Written request: Reading down the listing below, count the lines where the word "name" shows up, then give only that count.

Data records:
* Start *
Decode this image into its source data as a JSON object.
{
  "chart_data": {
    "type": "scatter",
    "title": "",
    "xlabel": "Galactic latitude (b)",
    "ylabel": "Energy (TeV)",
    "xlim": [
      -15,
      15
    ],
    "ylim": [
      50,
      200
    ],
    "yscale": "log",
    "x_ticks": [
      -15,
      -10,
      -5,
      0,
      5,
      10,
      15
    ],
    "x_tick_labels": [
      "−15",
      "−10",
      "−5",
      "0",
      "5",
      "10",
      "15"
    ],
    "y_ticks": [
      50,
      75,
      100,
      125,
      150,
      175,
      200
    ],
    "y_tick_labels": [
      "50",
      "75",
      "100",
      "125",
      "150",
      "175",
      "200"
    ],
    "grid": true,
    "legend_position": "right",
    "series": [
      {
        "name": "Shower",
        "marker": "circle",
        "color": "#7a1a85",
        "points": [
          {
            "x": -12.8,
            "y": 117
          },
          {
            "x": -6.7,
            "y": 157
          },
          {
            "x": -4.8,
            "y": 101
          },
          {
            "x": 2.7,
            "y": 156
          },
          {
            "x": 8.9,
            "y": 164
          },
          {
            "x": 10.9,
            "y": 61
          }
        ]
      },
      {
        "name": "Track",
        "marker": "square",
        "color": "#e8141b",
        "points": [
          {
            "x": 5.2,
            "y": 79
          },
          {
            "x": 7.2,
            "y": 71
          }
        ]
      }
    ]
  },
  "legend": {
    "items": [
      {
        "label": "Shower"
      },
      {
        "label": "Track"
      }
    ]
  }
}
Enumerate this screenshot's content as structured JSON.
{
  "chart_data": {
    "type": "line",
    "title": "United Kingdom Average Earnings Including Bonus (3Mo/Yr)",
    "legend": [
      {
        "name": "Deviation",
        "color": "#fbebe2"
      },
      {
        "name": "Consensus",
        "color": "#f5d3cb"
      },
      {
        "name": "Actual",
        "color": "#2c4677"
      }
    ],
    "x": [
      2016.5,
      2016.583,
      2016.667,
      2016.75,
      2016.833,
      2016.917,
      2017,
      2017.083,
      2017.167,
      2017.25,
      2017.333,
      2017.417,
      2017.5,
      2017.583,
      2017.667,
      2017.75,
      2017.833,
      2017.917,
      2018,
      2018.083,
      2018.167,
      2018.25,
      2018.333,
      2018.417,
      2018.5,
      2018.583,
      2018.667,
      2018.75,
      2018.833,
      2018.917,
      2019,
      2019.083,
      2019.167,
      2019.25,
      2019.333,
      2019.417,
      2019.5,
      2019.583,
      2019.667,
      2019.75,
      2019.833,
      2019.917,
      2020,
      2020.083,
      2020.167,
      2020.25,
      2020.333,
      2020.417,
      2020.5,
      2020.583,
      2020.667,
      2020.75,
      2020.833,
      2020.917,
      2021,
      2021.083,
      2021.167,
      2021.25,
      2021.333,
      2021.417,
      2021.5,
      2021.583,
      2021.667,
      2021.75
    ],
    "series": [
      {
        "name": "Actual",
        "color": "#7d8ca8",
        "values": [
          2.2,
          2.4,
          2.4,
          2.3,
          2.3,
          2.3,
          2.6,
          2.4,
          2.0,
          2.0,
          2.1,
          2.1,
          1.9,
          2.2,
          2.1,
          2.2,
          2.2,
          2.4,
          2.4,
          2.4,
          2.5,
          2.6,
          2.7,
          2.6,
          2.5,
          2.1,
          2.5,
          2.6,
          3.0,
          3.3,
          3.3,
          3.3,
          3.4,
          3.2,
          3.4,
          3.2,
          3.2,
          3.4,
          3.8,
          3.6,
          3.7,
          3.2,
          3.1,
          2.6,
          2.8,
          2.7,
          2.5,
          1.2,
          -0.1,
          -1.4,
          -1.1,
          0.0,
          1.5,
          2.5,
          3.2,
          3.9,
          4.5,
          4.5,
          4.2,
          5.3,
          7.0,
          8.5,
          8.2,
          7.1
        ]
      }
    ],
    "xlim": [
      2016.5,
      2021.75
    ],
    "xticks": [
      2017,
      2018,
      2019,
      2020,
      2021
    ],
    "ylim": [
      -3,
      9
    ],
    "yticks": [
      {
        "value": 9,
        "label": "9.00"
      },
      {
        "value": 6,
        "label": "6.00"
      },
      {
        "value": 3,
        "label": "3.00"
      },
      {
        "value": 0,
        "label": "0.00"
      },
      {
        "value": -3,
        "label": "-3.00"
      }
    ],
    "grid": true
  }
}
* End *
Written answer: 6